Extracts from a graphics dataset:
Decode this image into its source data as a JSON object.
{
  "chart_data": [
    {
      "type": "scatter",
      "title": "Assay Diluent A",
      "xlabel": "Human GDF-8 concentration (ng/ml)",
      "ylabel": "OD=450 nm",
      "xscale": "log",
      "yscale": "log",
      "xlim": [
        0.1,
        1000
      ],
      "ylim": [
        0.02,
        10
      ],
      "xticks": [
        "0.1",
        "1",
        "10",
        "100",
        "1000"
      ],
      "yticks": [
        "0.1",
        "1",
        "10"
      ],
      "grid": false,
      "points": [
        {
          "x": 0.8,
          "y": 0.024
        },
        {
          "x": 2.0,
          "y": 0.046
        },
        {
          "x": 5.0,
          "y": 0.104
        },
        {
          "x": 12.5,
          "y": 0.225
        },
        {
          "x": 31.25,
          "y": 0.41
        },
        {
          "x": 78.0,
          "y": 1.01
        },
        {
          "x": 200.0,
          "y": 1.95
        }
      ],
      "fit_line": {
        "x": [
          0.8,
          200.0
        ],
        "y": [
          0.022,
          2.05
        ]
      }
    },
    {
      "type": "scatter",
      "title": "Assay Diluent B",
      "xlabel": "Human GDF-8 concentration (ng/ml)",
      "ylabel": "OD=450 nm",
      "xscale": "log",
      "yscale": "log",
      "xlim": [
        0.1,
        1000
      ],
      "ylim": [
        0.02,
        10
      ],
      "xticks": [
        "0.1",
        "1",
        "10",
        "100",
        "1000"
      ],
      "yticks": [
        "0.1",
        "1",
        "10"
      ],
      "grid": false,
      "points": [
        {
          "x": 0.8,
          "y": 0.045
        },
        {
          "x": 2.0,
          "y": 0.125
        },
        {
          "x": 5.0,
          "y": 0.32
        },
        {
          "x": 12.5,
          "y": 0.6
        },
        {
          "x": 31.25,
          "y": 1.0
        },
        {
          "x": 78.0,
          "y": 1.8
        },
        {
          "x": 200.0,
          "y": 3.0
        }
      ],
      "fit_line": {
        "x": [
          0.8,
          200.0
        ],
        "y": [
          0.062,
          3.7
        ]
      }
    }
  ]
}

**Exercise prompt:** This exercise calls for every record to be restated word for word.

**Solution to this task:**
Decode this image into its source data as a JSON object.
{
  "chart_data": [
    {
      "type": "scatter",
      "title": "Assay Diluent A",
      "xlabel": "Human GDF-8 concentration (ng/ml)",
      "ylabel": "OD=450 nm",
      "xscale": "log",
      "yscale": "log",
      "xlim": [
        0.1,
        1000
      ],
      "ylim": [
        0.02,
        10
      ],
      "xticks": [
        "0.1",
        "1",
        "10",
        "100",
        "1000"
      ],
      "yticks": [
        "0.1",
        "1",
        "10"
      ],
      "grid": false,
      "points": [
        {
          "x": 0.8,
          "y": 0.024
        },
        {
          "x": 2.0,
          "y": 0.046
        },
        {
          "x": 5.0,
          "y": 0.104
        },
        {
          "x": 12.5,
          "y": 0.225
        },
        {
          "x": 31.25,
          "y": 0.41
        },
        {
          "x": 78.0,
          "y": 1.01
        },
        {
          "x": 200.0,
          "y": 1.95
        }
      ],
      "fit_line": {
        "x": [
          0.8,
          200.0
        ],
        "y": [
          0.022,
          2.05
        ]
      }
    },
    {
      "type": "scatter",
      "title": "Assay Diluent B",
      "xlabel": "Human GDF-8 concentration (ng/ml)",
      "ylabel": "OD=450 nm",
      "xscale": "log",
      "yscale": "log",
      "xlim": [
        0.1,
        1000
      ],
      "ylim": [
        0.02,
        10
      ],
      "xticks": [
        "0.1",
        "1",
        "10",
        "100",
        "1000"
      ],
      "yticks": [
        "0.1",
        "1",
        "10"
      ],
      "grid": false,
      "points": [
        {
          "x": 0.8,
          "y": 0.045
        },
        {
          "x": 2.0,
          "y": 0.125
        },
        {
          "x": 5.0,
          "y": 0.32
        },
        {
          "x": 12.5,
          "y": 0.6
        },
        {
          "x": 31.25,
          "y": 1.0
        },
        {
          "x": 78.0,
          "y": 1.8
        },
        {
          "x": 200.0,
          "y": 3.0
        }
      ],
      "fit_line": {
        "x": [
          0.8,
          200.0
        ],
        "y": [
          0.062,
          3.7
        ]
      }
    }
  ]
}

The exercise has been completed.